=== Task instructions ===
Extract all of the data and reproduce it precisely.

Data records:
━━━━━━━━

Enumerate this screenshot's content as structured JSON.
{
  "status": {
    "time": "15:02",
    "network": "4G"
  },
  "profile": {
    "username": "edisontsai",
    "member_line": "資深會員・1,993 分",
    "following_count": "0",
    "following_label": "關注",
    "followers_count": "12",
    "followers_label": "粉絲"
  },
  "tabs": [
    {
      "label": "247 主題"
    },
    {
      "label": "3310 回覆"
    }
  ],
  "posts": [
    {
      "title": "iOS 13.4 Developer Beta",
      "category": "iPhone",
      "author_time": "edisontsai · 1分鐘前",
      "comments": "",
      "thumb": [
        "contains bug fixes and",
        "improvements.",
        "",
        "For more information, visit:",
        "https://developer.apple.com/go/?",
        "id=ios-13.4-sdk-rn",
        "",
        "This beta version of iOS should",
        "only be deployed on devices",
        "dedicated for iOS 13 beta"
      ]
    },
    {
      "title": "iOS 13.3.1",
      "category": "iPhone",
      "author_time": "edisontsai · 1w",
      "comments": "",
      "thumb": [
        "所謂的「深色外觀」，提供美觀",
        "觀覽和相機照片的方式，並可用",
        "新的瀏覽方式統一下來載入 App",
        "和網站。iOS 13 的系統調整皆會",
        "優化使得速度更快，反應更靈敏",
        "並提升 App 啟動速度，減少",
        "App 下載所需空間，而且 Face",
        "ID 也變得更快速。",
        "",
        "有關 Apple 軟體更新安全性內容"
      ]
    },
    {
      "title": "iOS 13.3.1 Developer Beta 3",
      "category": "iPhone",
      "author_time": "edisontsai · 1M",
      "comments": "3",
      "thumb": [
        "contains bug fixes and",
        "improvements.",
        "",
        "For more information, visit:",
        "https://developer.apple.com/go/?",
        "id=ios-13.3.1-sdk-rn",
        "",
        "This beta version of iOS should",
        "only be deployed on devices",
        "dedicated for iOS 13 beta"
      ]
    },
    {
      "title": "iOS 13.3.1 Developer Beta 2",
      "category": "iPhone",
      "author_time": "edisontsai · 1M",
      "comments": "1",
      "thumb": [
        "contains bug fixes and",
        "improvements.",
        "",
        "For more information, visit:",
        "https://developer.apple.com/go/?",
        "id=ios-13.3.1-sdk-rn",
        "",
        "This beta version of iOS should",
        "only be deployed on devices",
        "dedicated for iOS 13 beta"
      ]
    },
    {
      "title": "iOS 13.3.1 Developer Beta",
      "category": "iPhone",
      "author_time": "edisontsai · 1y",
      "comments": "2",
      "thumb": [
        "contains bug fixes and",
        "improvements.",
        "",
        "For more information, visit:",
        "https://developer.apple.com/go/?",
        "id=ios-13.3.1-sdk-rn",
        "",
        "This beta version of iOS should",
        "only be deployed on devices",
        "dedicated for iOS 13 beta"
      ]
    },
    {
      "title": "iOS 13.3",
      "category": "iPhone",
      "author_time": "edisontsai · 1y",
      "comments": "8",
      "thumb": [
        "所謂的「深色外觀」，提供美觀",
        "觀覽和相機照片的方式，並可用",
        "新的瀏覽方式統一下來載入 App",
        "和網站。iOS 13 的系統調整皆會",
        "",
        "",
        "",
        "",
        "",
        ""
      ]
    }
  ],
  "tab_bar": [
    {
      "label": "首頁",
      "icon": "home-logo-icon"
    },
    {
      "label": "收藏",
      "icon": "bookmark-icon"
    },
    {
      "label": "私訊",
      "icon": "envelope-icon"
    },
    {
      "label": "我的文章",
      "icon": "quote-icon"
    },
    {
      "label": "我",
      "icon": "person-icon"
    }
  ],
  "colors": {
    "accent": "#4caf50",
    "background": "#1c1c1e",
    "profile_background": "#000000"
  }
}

━━━━━━━━

=== Written reply ===
Enumerate this screenshot's content as structured JSON.
{
  "status": {
    "time": "15:02",
    "network": "4G"
  },
  "profile": {
    "username": "edisontsai",
    "member_line": "資深會員・1,993 分",
    "following_count": "0",
    "following_label": "關注",
    "followers_count": "12",
    "followers_label": "粉絲"
  },
  "tabs": [
    {
      "label": "247 主題"
    },
    {
      "label": "3310 回覆"
    }
  ],
  "posts": [
    {
      "title": "iOS 13.4 Developer Beta",
      "category": "iPhone",
      "author_time": "edisontsai · 1分鐘前",
      "comments": "",
      "thumb": [
        "contains bug fixes and",
        "improvements.",
        "",
        "For more information, visit:",
        "https://developer.apple.com/go/?",
        "id=ios-13.4-sdk-rn",
        "",
        "This beta version of iOS should",
        "only be deployed on devices",
        "dedicated for iOS 13 beta"
      ]
    },
    {
      "title": "iOS 13.3.1",
      "category": "iPhone",
      "author_time": "edisontsai · 1w",
      "comments": "",
      "thumb": [
        "所謂的「深色外觀」，提供美觀",
        "觀覽和相機照片的方式，並可用",
        "新的瀏覽方式統一下來載入 App",
        "和網站。iOS 13 的系統調整皆會",
        "優化使得速度更快，反應更靈敏",
        "並提升 App 啟動速度，減少",
        "App 下載所需空間，而且 Face",
        "ID 也變得更快速。",
        "",
        "有關 Apple 軟體更新安全性內容"
      ]
    },
    {
      "title": "iOS 13.3.1 Developer Beta 3",
      "category": "iPhone",
      "author_time": "edisontsai · 1M",
      "comments": "3",
      "thumb": [
        "contains bug fixes and",
        "improvements.",
        "",
        "For more information, visit:",
        "https://developer.apple.com/go/?",
        "id=ios-13.3.1-sdk-rn",
        "",
        "This beta version of iOS should",
        "only be deployed on devices",
        "dedicated for iOS 13 beta"
      ]
    },
    {
      "title": "iOS 13.3.1 Developer Beta 2",
      "category": "iPhone",
      "author_time": "edisontsai · 1M",
      "comments": "1",
      "thumb": [
        "contains bug fixes and",
        "improvements.",
        "",
        "For more information, visit:",
        "https://developer.apple.com/go/?",
        "id=ios-13.3.1-sdk-rn",
        "",
        "This beta version of iOS should",
        "only be deployed on devices",
        "dedicated for iOS 13 beta"
      ]
    },
    {
      "title": "iOS 13.3.1 Developer Beta",
      "category": "iPhone",
      "author_time": "edisontsai · 1y",
      "comments": "2",
      "thumb": [
        "contains bug fixes and",
        "improvements.",
        "",
        "For more information, visit:",
        "https://developer.apple.com/go/?",
        "id=ios-13.3.1-sdk-rn",
        "",
        "This beta version of iOS should",
        "only be deployed on devices",
        "dedicated for iOS 13 beta"
      ]
    },
    {
      "title": "iOS 13.3",
      "category": "iPhone",
      "author_time": "edisontsai · 1y",
      "comments": "8",
      "thumb": [
        "所謂的「深色外觀」，提供美觀",
        "觀覽和相機照片的方式，並可用",
        "新的瀏覽方式統一下來載入 App",
        "和網站。iOS 13 的系統調整皆會",
        "",
        "",
        "",
        "",
        "",
        ""
      ]
    }
  ],
  "tab_bar": [
    {
      "label": "首頁",
      "icon": "home-logo-icon"
    },
    {
      "label": "收藏",
      "icon": "bookmark-icon"
    },
    {
      "label": "私訊",
      "icon": "envelope-icon"
    },
    {
      "label": "我的文章",
      "icon": "quote-icon"
    },
    {
      "label": "我",
      "icon": "person-icon"
    }
  ],
  "colors": {
    "accent": "#4caf50",
    "background": "#1c1c1e",
    "profile_background": "#000000"
  }
}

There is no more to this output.